Quote the whole listing word for word, please.

▶ [Extracted material]:
## Start

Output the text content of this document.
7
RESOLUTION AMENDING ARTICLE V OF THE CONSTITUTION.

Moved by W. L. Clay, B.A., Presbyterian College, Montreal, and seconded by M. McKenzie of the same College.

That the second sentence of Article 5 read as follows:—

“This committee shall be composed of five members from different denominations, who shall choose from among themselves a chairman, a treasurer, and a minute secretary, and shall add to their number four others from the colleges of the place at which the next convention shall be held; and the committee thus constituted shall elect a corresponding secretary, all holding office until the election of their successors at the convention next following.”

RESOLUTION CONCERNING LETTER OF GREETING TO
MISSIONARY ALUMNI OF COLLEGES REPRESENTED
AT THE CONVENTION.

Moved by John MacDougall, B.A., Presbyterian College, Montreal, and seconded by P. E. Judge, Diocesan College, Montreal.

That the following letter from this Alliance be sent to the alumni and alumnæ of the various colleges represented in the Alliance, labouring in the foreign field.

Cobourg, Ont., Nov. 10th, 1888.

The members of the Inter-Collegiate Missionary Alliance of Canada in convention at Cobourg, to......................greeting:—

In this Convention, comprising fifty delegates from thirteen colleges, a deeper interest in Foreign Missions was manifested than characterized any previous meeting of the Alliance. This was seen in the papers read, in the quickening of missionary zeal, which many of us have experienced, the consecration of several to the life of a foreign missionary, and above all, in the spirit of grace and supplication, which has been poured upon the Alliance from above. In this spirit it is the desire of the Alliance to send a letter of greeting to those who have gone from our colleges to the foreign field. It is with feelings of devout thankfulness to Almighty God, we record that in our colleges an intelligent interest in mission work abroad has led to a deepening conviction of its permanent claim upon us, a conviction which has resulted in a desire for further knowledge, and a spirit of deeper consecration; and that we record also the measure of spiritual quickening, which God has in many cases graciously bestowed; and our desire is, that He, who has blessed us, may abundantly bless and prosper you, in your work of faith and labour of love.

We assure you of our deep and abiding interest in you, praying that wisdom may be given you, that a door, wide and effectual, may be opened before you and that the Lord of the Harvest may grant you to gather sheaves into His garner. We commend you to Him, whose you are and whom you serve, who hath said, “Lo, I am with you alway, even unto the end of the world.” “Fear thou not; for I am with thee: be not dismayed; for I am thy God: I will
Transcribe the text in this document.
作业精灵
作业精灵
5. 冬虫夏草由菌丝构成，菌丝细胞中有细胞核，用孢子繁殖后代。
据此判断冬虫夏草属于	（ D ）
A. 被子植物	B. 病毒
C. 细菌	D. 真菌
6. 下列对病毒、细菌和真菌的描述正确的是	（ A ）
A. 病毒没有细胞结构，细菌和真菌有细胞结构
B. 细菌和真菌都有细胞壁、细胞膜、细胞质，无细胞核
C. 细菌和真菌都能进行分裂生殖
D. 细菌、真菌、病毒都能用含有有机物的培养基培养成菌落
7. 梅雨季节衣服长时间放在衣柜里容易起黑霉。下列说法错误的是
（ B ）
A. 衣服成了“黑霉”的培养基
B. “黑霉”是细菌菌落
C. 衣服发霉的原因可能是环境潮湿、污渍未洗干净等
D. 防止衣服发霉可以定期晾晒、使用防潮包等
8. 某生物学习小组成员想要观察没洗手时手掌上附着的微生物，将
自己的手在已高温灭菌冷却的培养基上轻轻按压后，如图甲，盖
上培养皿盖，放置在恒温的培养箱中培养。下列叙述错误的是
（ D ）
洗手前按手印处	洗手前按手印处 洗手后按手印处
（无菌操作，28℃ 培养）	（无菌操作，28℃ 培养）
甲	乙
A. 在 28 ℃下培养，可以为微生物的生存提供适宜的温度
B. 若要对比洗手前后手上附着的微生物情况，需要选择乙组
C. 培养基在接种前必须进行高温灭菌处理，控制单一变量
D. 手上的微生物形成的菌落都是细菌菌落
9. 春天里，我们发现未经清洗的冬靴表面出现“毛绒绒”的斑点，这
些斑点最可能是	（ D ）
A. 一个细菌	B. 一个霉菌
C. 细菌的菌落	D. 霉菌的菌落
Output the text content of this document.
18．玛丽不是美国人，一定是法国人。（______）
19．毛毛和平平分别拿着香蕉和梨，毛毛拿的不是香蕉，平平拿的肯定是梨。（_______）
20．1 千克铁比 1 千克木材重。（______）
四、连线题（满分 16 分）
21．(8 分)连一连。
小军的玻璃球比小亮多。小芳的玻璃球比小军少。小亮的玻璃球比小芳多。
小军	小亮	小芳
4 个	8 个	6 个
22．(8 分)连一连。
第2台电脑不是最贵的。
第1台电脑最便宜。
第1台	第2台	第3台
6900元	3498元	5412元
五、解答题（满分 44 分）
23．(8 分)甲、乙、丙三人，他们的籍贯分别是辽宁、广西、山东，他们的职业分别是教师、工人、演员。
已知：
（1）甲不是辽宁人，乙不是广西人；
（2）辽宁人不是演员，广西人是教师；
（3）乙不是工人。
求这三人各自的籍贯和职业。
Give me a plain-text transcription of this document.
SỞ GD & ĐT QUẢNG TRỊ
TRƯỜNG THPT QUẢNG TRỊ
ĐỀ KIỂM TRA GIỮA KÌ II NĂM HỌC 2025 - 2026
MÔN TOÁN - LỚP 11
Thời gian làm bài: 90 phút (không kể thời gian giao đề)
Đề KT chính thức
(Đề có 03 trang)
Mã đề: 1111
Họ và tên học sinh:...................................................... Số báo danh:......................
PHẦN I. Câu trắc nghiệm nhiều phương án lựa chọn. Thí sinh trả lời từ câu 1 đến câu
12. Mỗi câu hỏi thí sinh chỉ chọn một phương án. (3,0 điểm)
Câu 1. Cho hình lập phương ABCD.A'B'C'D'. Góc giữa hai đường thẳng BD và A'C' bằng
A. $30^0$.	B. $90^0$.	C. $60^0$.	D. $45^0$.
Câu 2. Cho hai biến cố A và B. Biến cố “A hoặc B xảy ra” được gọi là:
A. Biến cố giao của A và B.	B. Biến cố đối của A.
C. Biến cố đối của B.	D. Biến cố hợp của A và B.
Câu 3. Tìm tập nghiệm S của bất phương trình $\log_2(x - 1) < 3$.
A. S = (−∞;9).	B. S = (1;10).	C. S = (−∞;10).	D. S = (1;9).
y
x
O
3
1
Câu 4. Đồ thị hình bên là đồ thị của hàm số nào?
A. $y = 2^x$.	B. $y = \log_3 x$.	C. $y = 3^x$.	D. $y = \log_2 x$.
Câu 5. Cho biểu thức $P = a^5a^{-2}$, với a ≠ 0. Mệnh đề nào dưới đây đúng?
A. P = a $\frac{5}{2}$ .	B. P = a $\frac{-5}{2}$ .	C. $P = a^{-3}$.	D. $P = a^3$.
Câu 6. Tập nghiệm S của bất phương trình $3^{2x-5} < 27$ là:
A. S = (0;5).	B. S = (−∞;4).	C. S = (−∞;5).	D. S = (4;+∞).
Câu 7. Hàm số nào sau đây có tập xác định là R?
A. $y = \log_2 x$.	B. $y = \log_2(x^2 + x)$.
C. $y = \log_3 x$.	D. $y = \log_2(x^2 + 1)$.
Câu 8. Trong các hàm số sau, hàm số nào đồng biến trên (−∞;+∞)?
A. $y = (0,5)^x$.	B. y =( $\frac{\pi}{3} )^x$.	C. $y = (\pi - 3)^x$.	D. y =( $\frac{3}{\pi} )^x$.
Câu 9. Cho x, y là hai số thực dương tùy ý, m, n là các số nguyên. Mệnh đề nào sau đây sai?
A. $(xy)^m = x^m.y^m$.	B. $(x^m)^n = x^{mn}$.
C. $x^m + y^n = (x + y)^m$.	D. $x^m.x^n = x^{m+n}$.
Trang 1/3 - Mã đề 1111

## End

▶ [Answer for this exercise]:
Output the text content of this document.
7
RESOLUTION AMENDING ARTICLE V OF THE CONSTITUTION.

Moved by W. L. Clay, B.A., Presbyterian College, Montreal, and seconded by M. McKenzie of the same College.

That the second sentence of Article 5 read as follows:—

“This committee shall be composed of five members from different denominations, who shall choose from among themselves a chairman, a treasurer, and a minute secretary, and shall add to their number four others from the colleges of the place at which the next convention shall be held; and the committee thus constituted shall elect a corresponding secretary, all holding office until the election of their successors at the convention next following.”

RESOLUTION CONCERNING LETTER OF GREETING TO
MISSIONARY ALUMNI OF COLLEGES REPRESENTED
AT THE CONVENTION.

Moved by John MacDougall, B.A., Presbyterian College, Montreal, and seconded by P. E. Judge, Diocesan College, Montreal.

That the following letter from this Alliance be sent to the alumni and alumnæ of the various colleges represented in the Alliance, labouring in the foreign field.

Cobourg, Ont., Nov. 10th, 1888.

The members of the Inter-Collegiate Missionary Alliance of Canada in convention at Cobourg, to......................greeting:—

In this Convention, comprising fifty delegates from thirteen colleges, a deeper interest in Foreign Missions was manifested than characterized any previous meeting of the Alliance. This was seen in the papers read, in the quickening of missionary zeal, which many of us have experienced, the consecration of several to the life of a foreign missionary, and above all, in the spirit of grace and supplication, which has been poured upon the Alliance from above. In this spirit it is the desire of the Alliance to send a letter of greeting to those who have gone from our colleges to the foreign field. It is with feelings of devout thankfulness to Almighty God, we record that in our colleges an intelligent interest in mission work abroad has led to a deepening conviction of its permanent claim upon us, a conviction which has resulted in a desire for further knowledge, and a spirit of deeper consecration; and that we record also the measure of spiritual quickening, which God has in many cases graciously bestowed; and our desire is, that He, who has blessed us, may abundantly bless and prosper you, in your work of faith and labour of love.

We assure you of our deep and abiding interest in you, praying that wisdom may be given you, that a door, wide and effectual, may be opened before you and that the Lord of the Harvest may grant you to gather sheaves into His garner. We commend you to Him, whose you are and whom you serve, who hath said, “Lo, I am with you alway, even unto the end of the world.” “Fear thou not; for I am with thee: be not dismayed; for I am thy God: I will
Transcribe the text in this document.
作业精灵
作业精灵
5. 冬虫夏草由菌丝构成，菌丝细胞中有细胞核，用孢子繁殖后代。
据此判断冬虫夏草属于	（ D ）
A. 被子植物	B. 病毒
C. 细菌	D. 真菌
6. 下列对病毒、细菌和真菌的描述正确的是	（ A ）
A. 病毒没有细胞结构，细菌和真菌有细胞结构
B. 细菌和真菌都有细胞壁、细胞膜、细胞质，无细胞核
C. 细菌和真菌都能进行分裂生殖
D. 细菌、真菌、病毒都能用含有有机物的培养基培养成菌落
7. 梅雨季节衣服长时间放在衣柜里容易起黑霉。下列说法错误的是
（ B ）
A. 衣服成了“黑霉”的培养基
B. “黑霉”是细菌菌落
C. 衣服发霉的原因可能是环境潮湿、污渍未洗干净等
D. 防止衣服发霉可以定期晾晒、使用防潮包等
8. 某生物学习小组成员想要观察没洗手时手掌上附着的微生物，将
自己的手在已高温灭菌冷却的培养基上轻轻按压后，如图甲，盖
上培养皿盖，放置在恒温的培养箱中培养。下列叙述错误的是
（ D ）
洗手前按手印处	洗手前按手印处 洗手后按手印处
（无菌操作，28℃ 培养）	（无菌操作，28℃ 培养）
甲	乙
A. 在 28 ℃下培养，可以为微生物的生存提供适宜的温度
B. 若要对比洗手前后手上附着的微生物情况，需要选择乙组
C. 培养基在接种前必须进行高温灭菌处理，控制单一变量
D. 手上的微生物形成的菌落都是细菌菌落
9. 春天里，我们发现未经清洗的冬靴表面出现“毛绒绒”的斑点，这
些斑点最可能是	（ D ）
A. 一个细菌	B. 一个霉菌
C. 细菌的菌落	D. 霉菌的菌落
Output the text content of this document.
18．玛丽不是美国人，一定是法国人。（______）
19．毛毛和平平分别拿着香蕉和梨，毛毛拿的不是香蕉，平平拿的肯定是梨。（_______）
20．1 千克铁比 1 千克木材重。（______）
四、连线题（满分 16 分）
21．(8 分)连一连。
小军的玻璃球比小亮多。小芳的玻璃球比小军少。小亮的玻璃球比小芳多。
小军	小亮	小芳
4 个	8 个	6 个
22．(8 分)连一连。
第2台电脑不是最贵的。
第1台电脑最便宜。
第1台	第2台	第3台
6900元	3498元	5412元
五、解答题（满分 44 分）
23．(8 分)甲、乙、丙三人，他们的籍贯分别是辽宁、广西、山东，他们的职业分别是教师、工人、演员。
已知：
（1）甲不是辽宁人，乙不是广西人；
（2）辽宁人不是演员，广西人是教师；
（3）乙不是工人。
求这三人各自的籍贯和职业。
Give me a plain-text transcription of this document.
SỞ GD & ĐT QUẢNG TRỊ
TRƯỜNG THPT QUẢNG TRỊ
ĐỀ KIỂM TRA GIỮA KÌ II NĂM HỌC 2025 - 2026
MÔN TOÁN - LỚP 11
Thời gian làm bài: 90 phút (không kể thời gian giao đề)
Đề KT chính thức
(Đề có 03 trang)
Mã đề: 1111
Họ và tên học sinh:...................................................... Số báo danh:......................
PHẦN I. Câu trắc nghiệm nhiều phương án lựa chọn. Thí sinh trả lời từ câu 1 đến câu
12. Mỗi câu hỏi thí sinh chỉ chọn một phương án. (3,0 điểm)
Câu 1. Cho hình lập phương ABCD.A'B'C'D'. Góc giữa hai đường thẳng BD và A'C' bằng
A. $30^0$.	B. $90^0$.	C. $60^0$.	D. $45^0$.
Câu 2. Cho hai biến cố A và B. Biến cố “A hoặc B xảy ra” được gọi là:
A. Biến cố giao của A và B.	B. Biến cố đối của A.
C. Biến cố đối của B.	D. Biến cố hợp của A và B.
Câu 3. Tìm tập nghiệm S của bất phương trình $\log_2(x - 1) < 3$.
A. S = (−∞;9).	B. S = (1;10).	C. S = (−∞;10).	D. S = (1;9).
y
x
O
3
1
Câu 4. Đồ thị hình bên là đồ thị của hàm số nào?
A. $y = 2^x$.	B. $y = \log_3 x$.	C. $y = 3^x$.	D. $y = \log_2 x$.
Câu 5. Cho biểu thức $P = a^5a^{-2}$, với a ≠ 0. Mệnh đề nào dưới đây đúng?
A. P = a $\frac{5}{2}$ .	B. P = a $\frac{-5}{2}$ .	C. $P = a^{-3}$.	D. $P = a^3$.
Câu 6. Tập nghiệm S của bất phương trình $3^{2x-5} < 27$ là:
A. S = (0;5).	B. S = (−∞;4).	C. S = (−∞;5).	D. S = (4;+∞).
Câu 7. Hàm số nào sau đây có tập xác định là R?
A. $y = \log_2 x$.	B. $y = \log_2(x^2 + x)$.
C. $y = \log_3 x$.	D. $y = \log_2(x^2 + 1)$.
Câu 8. Trong các hàm số sau, hàm số nào đồng biến trên (−∞;+∞)?
A. $y = (0,5)^x$.	B. y =( $\frac{\pi}{3} )^x$.	C. $y = (\pi - 3)^x$.	D. y =( $\frac{3}{\pi} )^x$.
Câu 9. Cho x, y là hai số thực dương tùy ý, m, n là các số nguyên. Mệnh đề nào sau đây sai?
A. $(xy)^m = x^m.y^m$.	B. $(x^m)^n = x^{mn}$.
C. $x^m + y^n = (x + y)^m$.	D. $x^m.x^n = x^{m+n}$.
Trang 1/3 - Mã đề 1111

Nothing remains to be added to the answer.